[BEGIN]

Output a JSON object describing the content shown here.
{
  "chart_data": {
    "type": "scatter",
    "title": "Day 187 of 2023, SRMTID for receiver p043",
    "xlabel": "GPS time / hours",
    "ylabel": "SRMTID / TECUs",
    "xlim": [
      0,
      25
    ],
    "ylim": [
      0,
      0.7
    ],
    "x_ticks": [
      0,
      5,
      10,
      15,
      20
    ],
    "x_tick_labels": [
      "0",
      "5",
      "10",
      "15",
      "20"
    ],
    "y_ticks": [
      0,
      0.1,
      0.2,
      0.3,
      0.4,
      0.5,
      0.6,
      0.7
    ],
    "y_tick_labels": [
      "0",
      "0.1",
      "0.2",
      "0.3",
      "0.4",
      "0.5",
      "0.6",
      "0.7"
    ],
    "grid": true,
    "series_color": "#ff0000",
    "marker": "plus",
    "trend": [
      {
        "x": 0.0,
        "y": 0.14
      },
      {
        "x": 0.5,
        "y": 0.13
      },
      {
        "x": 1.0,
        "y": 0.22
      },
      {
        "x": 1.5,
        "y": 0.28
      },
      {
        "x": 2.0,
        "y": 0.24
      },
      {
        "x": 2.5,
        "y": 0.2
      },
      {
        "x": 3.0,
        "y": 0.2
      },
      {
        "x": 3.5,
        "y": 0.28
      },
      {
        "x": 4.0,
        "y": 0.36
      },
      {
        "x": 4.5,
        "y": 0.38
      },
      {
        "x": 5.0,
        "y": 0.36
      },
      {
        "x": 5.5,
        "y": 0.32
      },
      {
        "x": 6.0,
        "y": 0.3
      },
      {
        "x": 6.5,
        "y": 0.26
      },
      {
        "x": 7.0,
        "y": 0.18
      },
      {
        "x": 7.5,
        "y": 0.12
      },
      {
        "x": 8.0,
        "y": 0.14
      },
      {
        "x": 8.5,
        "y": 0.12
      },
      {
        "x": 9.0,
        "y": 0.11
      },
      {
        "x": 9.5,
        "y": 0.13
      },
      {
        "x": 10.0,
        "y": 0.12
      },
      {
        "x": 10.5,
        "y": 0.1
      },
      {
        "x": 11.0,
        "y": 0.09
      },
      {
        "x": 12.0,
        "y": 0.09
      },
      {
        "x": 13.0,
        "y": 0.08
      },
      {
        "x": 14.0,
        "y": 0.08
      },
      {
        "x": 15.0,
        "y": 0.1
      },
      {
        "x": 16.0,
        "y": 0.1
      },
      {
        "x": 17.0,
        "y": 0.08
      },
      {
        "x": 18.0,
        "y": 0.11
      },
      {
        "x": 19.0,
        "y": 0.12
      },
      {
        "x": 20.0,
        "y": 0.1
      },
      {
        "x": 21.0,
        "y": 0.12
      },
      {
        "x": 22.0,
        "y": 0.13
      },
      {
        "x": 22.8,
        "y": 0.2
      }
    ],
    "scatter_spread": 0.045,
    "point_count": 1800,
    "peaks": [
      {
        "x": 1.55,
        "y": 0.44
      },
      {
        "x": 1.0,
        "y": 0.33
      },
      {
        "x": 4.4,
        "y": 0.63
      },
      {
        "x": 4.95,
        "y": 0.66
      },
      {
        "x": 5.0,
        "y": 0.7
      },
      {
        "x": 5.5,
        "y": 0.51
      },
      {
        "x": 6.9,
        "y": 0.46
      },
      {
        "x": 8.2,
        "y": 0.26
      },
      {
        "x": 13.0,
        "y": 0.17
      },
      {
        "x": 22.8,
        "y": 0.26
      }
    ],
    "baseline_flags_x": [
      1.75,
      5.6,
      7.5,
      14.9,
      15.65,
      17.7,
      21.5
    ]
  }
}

[END]

#### Work to complete
All lines above containing the string "SRMTID" are to be collected.

#### Problem solution
    "title": "Day 187 of 2023, SRMTID for receiver p043",
    "ylabel": "SRMTID / TECUs",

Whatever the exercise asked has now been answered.